— Record extracts —

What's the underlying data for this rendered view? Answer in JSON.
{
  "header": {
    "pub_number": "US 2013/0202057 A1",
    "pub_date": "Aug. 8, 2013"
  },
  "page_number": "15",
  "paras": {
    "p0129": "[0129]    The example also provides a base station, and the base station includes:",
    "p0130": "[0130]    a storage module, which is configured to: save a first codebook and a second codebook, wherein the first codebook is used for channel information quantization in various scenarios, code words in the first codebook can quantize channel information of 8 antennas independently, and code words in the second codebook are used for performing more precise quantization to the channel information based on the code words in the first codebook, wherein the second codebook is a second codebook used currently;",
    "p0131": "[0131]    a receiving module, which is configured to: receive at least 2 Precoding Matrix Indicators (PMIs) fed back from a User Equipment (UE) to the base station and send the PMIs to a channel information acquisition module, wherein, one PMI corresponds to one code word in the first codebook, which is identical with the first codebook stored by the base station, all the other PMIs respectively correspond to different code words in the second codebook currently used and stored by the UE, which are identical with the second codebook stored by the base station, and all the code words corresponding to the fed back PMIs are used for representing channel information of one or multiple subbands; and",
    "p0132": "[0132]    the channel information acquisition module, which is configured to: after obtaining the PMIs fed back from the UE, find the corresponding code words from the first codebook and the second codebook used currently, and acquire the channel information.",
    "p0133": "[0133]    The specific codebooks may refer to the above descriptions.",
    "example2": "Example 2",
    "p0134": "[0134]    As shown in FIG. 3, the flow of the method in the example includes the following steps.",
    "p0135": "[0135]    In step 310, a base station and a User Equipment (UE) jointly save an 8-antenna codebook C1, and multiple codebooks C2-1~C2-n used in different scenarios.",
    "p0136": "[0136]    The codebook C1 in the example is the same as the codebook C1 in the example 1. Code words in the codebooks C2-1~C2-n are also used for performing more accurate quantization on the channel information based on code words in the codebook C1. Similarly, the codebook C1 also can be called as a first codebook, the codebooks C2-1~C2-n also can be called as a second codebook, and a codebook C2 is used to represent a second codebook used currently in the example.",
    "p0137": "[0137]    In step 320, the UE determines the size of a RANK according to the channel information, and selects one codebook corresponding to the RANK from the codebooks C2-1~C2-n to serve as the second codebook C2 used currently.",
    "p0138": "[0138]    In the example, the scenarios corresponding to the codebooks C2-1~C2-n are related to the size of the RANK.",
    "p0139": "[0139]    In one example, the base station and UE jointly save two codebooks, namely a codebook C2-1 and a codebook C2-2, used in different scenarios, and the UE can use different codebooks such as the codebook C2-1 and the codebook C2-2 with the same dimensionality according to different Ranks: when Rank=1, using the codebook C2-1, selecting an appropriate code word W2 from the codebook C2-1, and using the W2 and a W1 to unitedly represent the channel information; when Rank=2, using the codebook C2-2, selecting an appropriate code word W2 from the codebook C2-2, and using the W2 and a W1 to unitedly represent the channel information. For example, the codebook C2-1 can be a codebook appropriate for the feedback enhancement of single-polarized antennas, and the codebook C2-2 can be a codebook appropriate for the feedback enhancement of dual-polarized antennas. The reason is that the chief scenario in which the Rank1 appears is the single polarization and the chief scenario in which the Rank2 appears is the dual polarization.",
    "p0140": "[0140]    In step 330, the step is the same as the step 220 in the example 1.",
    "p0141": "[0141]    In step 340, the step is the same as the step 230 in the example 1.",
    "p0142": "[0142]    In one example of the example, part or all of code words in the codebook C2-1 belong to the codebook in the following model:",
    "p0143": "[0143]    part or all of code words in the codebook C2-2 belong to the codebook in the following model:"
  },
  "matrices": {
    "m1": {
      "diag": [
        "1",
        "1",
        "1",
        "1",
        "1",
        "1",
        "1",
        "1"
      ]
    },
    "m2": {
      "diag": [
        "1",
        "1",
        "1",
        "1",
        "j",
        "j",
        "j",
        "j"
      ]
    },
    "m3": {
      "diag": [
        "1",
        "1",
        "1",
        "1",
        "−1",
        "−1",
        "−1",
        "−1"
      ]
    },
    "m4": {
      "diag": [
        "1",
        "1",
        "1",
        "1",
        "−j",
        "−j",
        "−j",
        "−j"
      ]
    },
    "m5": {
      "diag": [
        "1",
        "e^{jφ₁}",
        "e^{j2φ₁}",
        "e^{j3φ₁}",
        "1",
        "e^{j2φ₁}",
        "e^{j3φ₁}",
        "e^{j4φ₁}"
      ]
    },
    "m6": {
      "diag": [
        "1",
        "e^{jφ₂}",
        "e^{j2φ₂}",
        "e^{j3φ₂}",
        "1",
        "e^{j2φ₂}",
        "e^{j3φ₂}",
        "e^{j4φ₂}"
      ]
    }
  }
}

— Your goal —
Count the lines above that contain the word "User", and give only that number.

— Complete response —
2